-- Begin Record set --

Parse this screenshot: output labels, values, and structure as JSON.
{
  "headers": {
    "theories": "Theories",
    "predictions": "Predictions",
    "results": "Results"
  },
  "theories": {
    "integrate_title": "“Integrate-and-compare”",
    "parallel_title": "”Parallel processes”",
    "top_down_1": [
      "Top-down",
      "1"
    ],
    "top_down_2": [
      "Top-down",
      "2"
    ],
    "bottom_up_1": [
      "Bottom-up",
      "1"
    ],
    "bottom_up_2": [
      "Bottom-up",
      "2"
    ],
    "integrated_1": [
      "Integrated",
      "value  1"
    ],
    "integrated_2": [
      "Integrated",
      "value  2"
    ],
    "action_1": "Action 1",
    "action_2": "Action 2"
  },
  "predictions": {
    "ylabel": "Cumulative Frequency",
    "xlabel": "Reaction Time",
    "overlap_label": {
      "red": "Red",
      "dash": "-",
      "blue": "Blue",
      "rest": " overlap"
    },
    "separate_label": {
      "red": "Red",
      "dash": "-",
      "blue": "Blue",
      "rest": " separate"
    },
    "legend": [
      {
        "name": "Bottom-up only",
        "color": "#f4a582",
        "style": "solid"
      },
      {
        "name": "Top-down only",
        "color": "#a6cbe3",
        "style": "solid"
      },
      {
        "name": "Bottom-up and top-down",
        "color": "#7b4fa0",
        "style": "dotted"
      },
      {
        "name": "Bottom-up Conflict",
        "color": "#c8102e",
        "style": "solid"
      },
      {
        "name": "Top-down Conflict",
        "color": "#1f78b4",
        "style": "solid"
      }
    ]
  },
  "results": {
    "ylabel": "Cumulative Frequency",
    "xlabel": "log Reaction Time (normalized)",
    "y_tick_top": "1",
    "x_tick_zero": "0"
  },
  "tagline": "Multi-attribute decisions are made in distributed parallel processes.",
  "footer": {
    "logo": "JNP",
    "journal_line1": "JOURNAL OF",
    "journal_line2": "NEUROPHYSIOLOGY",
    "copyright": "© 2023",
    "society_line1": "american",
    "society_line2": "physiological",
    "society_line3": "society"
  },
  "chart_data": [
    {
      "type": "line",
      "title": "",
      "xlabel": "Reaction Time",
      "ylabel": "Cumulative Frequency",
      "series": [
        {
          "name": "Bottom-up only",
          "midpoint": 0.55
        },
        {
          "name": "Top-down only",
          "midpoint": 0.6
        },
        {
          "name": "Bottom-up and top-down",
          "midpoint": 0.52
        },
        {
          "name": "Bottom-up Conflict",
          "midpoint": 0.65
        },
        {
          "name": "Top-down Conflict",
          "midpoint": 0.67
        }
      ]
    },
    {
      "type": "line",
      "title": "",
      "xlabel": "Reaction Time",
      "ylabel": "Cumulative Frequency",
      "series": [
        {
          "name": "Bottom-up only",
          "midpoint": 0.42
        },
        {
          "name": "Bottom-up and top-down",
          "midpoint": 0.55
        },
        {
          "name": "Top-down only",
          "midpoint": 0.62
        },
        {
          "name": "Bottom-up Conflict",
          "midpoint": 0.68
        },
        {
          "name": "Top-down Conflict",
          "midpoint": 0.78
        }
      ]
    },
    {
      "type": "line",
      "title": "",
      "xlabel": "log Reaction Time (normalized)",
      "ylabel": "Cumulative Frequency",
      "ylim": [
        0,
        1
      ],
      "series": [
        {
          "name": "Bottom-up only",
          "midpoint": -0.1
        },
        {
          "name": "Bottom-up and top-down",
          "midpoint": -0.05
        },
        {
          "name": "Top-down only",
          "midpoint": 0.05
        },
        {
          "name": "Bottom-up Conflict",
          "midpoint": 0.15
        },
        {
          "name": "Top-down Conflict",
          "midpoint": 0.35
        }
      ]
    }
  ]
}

-- End Record set --

**Stated task**:
Write out all the data again, exactly as it appears.

**Answer to the exercise**:
Parse this screenshot: output labels, values, and structure as JSON.
{
  "headers": {
    "theories": "Theories",
    "predictions": "Predictions",
    "results": "Results"
  },
  "theories": {
    "integrate_title": "“Integrate-and-compare”",
    "parallel_title": "”Parallel processes”",
    "top_down_1": [
      "Top-down",
      "1"
    ],
    "top_down_2": [
      "Top-down",
      "2"
    ],
    "bottom_up_1": [
      "Bottom-up",
      "1"
    ],
    "bottom_up_2": [
      "Bottom-up",
      "2"
    ],
    "integrated_1": [
      "Integrated",
      "value  1"
    ],
    "integrated_2": [
      "Integrated",
      "value  2"
    ],
    "action_1": "Action 1",
    "action_2": "Action 2"
  },
  "predictions": {
    "ylabel": "Cumulative Frequency",
    "xlabel": "Reaction Time",
    "overlap_label": {
      "red": "Red",
      "dash": "-",
      "blue": "Blue",
      "rest": " overlap"
    },
    "separate_label": {
      "red": "Red",
      "dash": "-",
      "blue": "Blue",
      "rest": " separate"
    },
    "legend": [
      {
        "name": "Bottom-up only",
        "color": "#f4a582",
        "style": "solid"
      },
      {
        "name": "Top-down only",
        "color": "#a6cbe3",
        "style": "solid"
      },
      {
        "name": "Bottom-up and top-down",
        "color": "#7b4fa0",
        "style": "dotted"
      },
      {
        "name": "Bottom-up Conflict",
        "color": "#c8102e",
        "style": "solid"
      },
      {
        "name": "Top-down Conflict",
        "color": "#1f78b4",
        "style": "solid"
      }
    ]
  },
  "results": {
    "ylabel": "Cumulative Frequency",
    "xlabel": "log Reaction Time (normalized)",
    "y_tick_top": "1",
    "x_tick_zero": "0"
  },
  "tagline": "Multi-attribute decisions are made in distributed parallel processes.",
  "footer": {
    "logo": "JNP",
    "journal_line1": "JOURNAL OF",
    "journal_line2": "NEUROPHYSIOLOGY",
    "copyright": "© 2023",
    "society_line1": "american",
    "society_line2": "physiological",
    "society_line3": "society"
  },
  "chart_data": [
    {
      "type": "line",
      "title": "",
      "xlabel": "Reaction Time",
      "ylabel": "Cumulative Frequency",
      "series": [
        {
          "name": "Bottom-up only",
          "midpoint": 0.55
        },
        {
          "name": "Top-down only",
          "midpoint": 0.6
        },
        {
          "name": "Bottom-up and top-down",
          "midpoint": 0.52
        },
        {
          "name": "Bottom-up Conflict",
          "midpoint": 0.65
        },
        {
          "name": "Top-down Conflict",
          "midpoint": 0.67
        }
      ]
    },
    {
      "type": "line",
      "title": "",
      "xlabel": "Reaction Time",
      "ylabel": "Cumulative Frequency",
      "series": [
        {
          "name": "Bottom-up only",
          "midpoint": 0.42
        },
        {
          "name": "Bottom-up and top-down",
          "midpoint": 0.55
        },
        {
          "name": "Top-down only",
          "midpoint": 0.62
        },
        {
          "name": "Bottom-up Conflict",
          "midpoint": 0.68
        },
        {
          "name": "Top-down Conflict",
          "midpoint": 0.78
        }
      ]
    },
    {
      "type": "line",
      "title": "",
      "xlabel": "log Reaction Time (normalized)",
      "ylabel": "Cumulative Frequency",
      "ylim": [
        0,
        1
      ],
      "series": [
        {
          "name": "Bottom-up only",
          "midpoint": -0.1
        },
        {
          "name": "Bottom-up and top-down",
          "midpoint": -0.05
        },
        {
          "name": "Top-down only",
          "midpoint": 0.05
        },
        {
          "name": "Bottom-up Conflict",
          "midpoint": 0.15
        },
        {
          "name": "Top-down Conflict",
          "midpoint": 0.35
        }
      ]
    }
  ]
}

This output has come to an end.